### What you will do
Faithfully return all lines, omitting every embedded picture.

Extracted records
(begin)

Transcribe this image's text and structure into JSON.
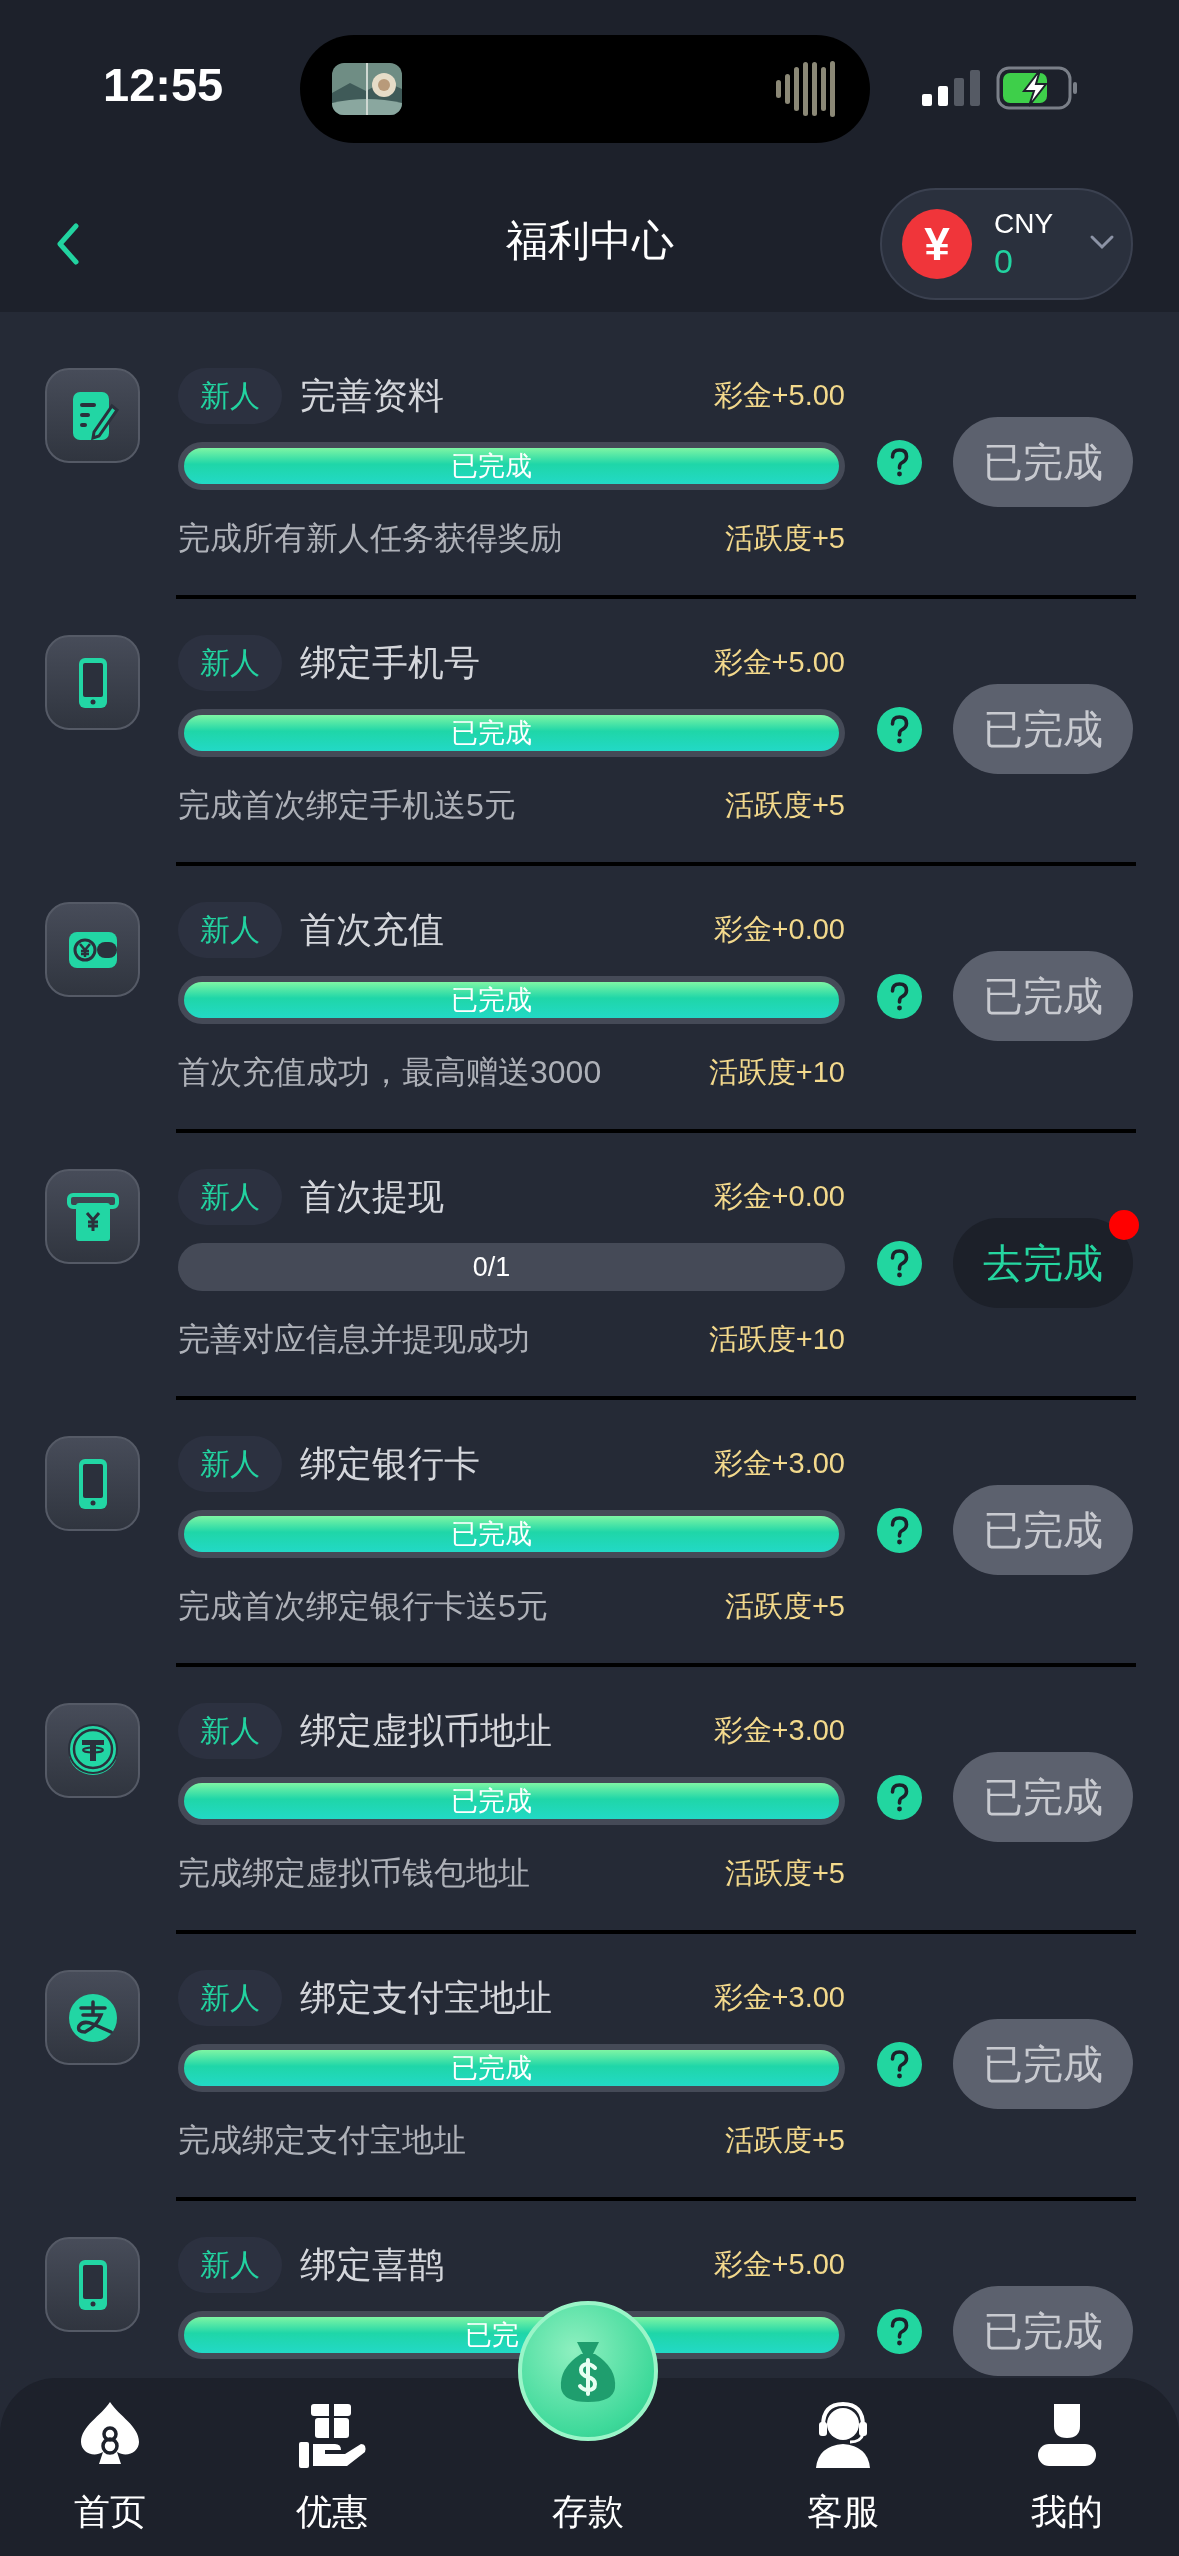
{
  "status_bar": {
    "time": "12:55"
  },
  "header": {
    "title": "福利中心",
    "currency": {
      "symbol": "¥",
      "code": "CNY",
      "balance": "0"
    }
  },
  "tasks": [
    {
      "kind": "form",
      "tag": "新人",
      "title": "完善资料",
      "reward": "彩金+5.00",
      "level": 1,
      "progress_label": "已完成",
      "description": "完成所有新人任务获得奖励",
      "activity": "活跃度+5",
      "button": {
        "label": "已完成",
        "done": true,
        "notify": false
      }
    },
    {
      "kind": "phone",
      "tag": "新人",
      "title": "绑定手机号",
      "reward": "彩金+5.00",
      "level": 1,
      "progress_label": "已完成",
      "description": "完成首次绑定手机送5元",
      "activity": "活跃度+5",
      "button": {
        "label": "已完成",
        "done": true,
        "notify": false
      }
    },
    {
      "kind": "wallet",
      "tag": "新人",
      "title": "首次充值",
      "reward": "彩金+0.00",
      "level": 1,
      "progress_label": "已完成",
      "description": "首次充值成功，最高赠送3000",
      "activity": "活跃度+10",
      "button": {
        "label": "已完成",
        "done": true,
        "notify": false
      }
    },
    {
      "kind": "atm",
      "tag": "新人",
      "title": "首次提现",
      "reward": "彩金+0.00",
      "level": 0,
      "progress_label": "0/1",
      "description": "完善对应信息并提现成功",
      "activity": "活跃度+10",
      "button": {
        "label": "去完成",
        "done": false,
        "notify": true
      }
    },
    {
      "kind": "phone",
      "tag": "新人",
      "title": "绑定银行卡",
      "reward": "彩金+3.00",
      "level": 1,
      "progress_label": "已完成",
      "description": "完成首次绑定银行卡送5元",
      "activity": "活跃度+5",
      "button": {
        "label": "已完成",
        "done": true,
        "notify": false
      }
    },
    {
      "kind": "coin",
      "tag": "新人",
      "title": "绑定虚拟币地址",
      "reward": "彩金+3.00",
      "level": 1,
      "progress_label": "已完成",
      "description": "完成绑定虚拟币钱包地址",
      "activity": "活跃度+5",
      "button": {
        "label": "已完成",
        "done": true,
        "notify": false
      }
    },
    {
      "kind": "pay",
      "tag": "新人",
      "title": "绑定支付宝地址",
      "reward": "彩金+3.00",
      "level": 1,
      "progress_label": "已完成",
      "description": "完成绑定支付宝地址",
      "activity": "活跃度+5",
      "button": {
        "label": "已完成",
        "done": true,
        "notify": false
      }
    },
    {
      "kind": "phone",
      "tag": "新人",
      "title": "绑定喜鹊",
      "reward": "彩金+5.00",
      "level": 1,
      "progress_label": "已完",
      "button": {
        "label": "已完成",
        "done": true,
        "notify": false
      }
    }
  ],
  "tab_bar": {
    "items": [
      {
        "kind": "spade",
        "label": "首页"
      },
      {
        "kind": "gift",
        "label": "优惠"
      },
      {
        "kind": "deposit",
        "label": "存款"
      },
      {
        "kind": "support",
        "label": "客服"
      },
      {
        "kind": "profile",
        "label": "我的"
      }
    ]
  }
}
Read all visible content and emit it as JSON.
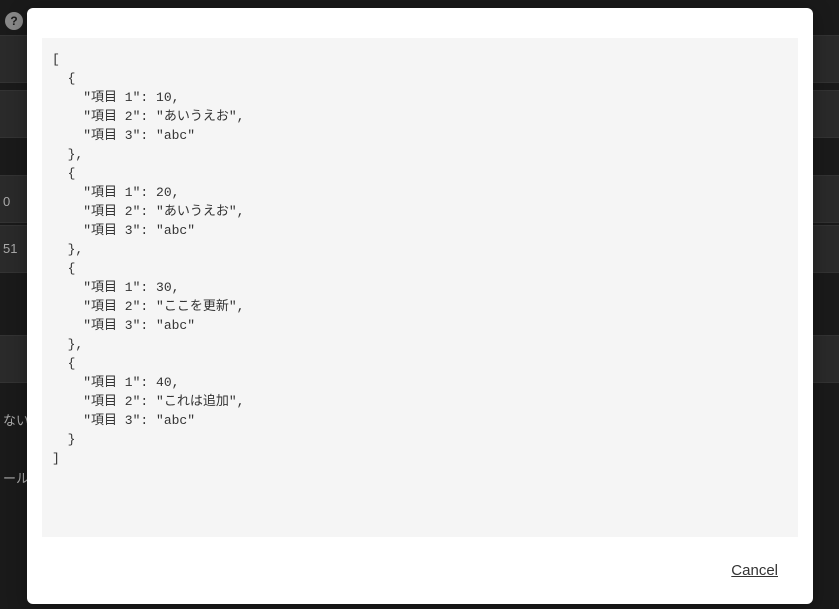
{
  "background": {
    "text1": "0",
    "text2": "51",
    "text3": "ない",
    "text4": "ール"
  },
  "modal": {
    "code": "[\n  {\n    \"項目 1\": 10,\n    \"項目 2\": \"あいうえお\",\n    \"項目 3\": \"abc\"\n  },\n  {\n    \"項目 1\": 20,\n    \"項目 2\": \"あいうえお\",\n    \"項目 3\": \"abc\"\n  },\n  {\n    \"項目 1\": 30,\n    \"項目 2\": \"ここを更新\",\n    \"項目 3\": \"abc\"\n  },\n  {\n    \"項目 1\": 40,\n    \"項目 2\": \"これは追加\",\n    \"項目 3\": \"abc\"\n  }\n]",
    "cancel_label": "Cancel"
  }
}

(end)

### The result
Transcribe this image's text and structure into JSON.
{
  "status_bar": {
    "time": "12:55"
  },
  "header": {
    "title": "福利中心",
    "currency": {
      "symbol": "¥",
      "code": "CNY",
      "balance": "0"
    }
  },
  "tasks": [
    {
      "kind": "form",
      "tag": "新人",
      "title": "完善资料",
      "reward": "彩金+5.00",
      "level": 1,
      "progress_label": "已完成",
      "description": "完成所有新人任务获得奖励",
      "activity": "活跃度+5",
      "button": {
        "label": "已完成",
        "done": true,
        "notify": false
      }
    },
    {
      "kind": "phone",
      "tag": "新人",
      "title": "绑定手机号",
      "reward": "彩金+5.00",
      "level": 1,
      "progress_label": "已完成",
      "description": "完成首次绑定手机送5元",
      "activity": "活跃度+5",
      "button": {
        "label": "已完成",
        "done": true,
        "notify": false
      }
    },
    {
      "kind": "wallet",
      "tag": "新人",
      "title": "首次充值",
      "reward": "彩金+0.00",
      "level": 1,
      "progress_label": "已完成",
      "description": "首次充值成功，最高赠送3000",
      "activity": "活跃度+10",
      "button": {
        "label": "已完成",
        "done": true,
        "notify": false
      }
    },
    {
      "kind": "atm",
      "tag": "新人",
      "title": "首次提现",
      "reward": "彩金+0.00",
      "level": 0,
      "progress_label": "0/1",
      "description": "完善对应信息并提现成功",
      "activity": "活跃度+10",
      "button": {
        "label": "去完成",
        "done": false,
        "notify": true
      }
    },
    {
      "kind": "phone",
      "tag": "新人",
      "title": "绑定银行卡",
      "reward": "彩金+3.00",
      "level": 1,
      "progress_label": "已完成",
      "description": "完成首次绑定银行卡送5元",
      "activity": "活跃度+5",
      "button": {
        "label": "已完成",
        "done": true,
        "notify": false
      }
    },
    {
      "kind": "coin",
      "tag": "新人",
      "title": "绑定虚拟币地址",
      "reward": "彩金+3.00",
      "level": 1,
      "progress_label": "已完成",
      "description": "完成绑定虚拟币钱包地址",
      "activity": "活跃度+5",
      "button": {
        "label": "已完成",
        "done": true,
        "notify": false
      }
    },
    {
      "kind": "pay",
      "tag": "新人",
      "title": "绑定支付宝地址",
      "reward": "彩金+3.00",
      "level": 1,
      "progress_label": "已完成",
      "description": "完成绑定支付宝地址",
      "activity": "活跃度+5",
      "button": {
        "label": "已完成",
        "done": true,
        "notify": false
      }
    },
    {
      "kind": "phone",
      "tag": "新人",
      "title": "绑定喜鹊",
      "reward": "彩金+5.00",
      "level": 1,
      "progress_label": "已完",
      "button": {
        "label": "已完成",
        "done": true,
        "notify": false
      }
    }
  ],
  "tab_bar": {
    "items": [
      {
        "kind": "spade",
        "label": "首页"
      },
      {
        "kind": "gift",
        "label": "优惠"
      },
      {
        "kind": "deposit",
        "label": "存款"
      },
      {
        "kind": "support",
        "label": "客服"
      },
      {
        "kind": "profile",
        "label": "我的"
      }
    ]
  }
}
Read all visible content and emit it as JSON.
{
  "background": {
    "text1": "0",
    "text2": "51",
    "text3": "ない",
    "text4": "ール"
  },
  "modal": {
    "code": "[\n  {\n    \"項目 1\": 10,\n    \"項目 2\": \"あいうえお\",\n    \"項目 3\": \"abc\"\n  },\n  {\n    \"項目 1\": 20,\n    \"項目 2\": \"あいうえお\",\n    \"項目 3\": \"abc\"\n  },\n  {\n    \"項目 1\": 30,\n    \"項目 2\": \"ここを更新\",\n    \"項目 3\": \"abc\"\n  },\n  {\n    \"項目 1\": 40,\n    \"項目 2\": \"これは追加\",\n    \"項目 3\": \"abc\"\n  }\n]",
    "cancel_label": "Cancel"
  }
}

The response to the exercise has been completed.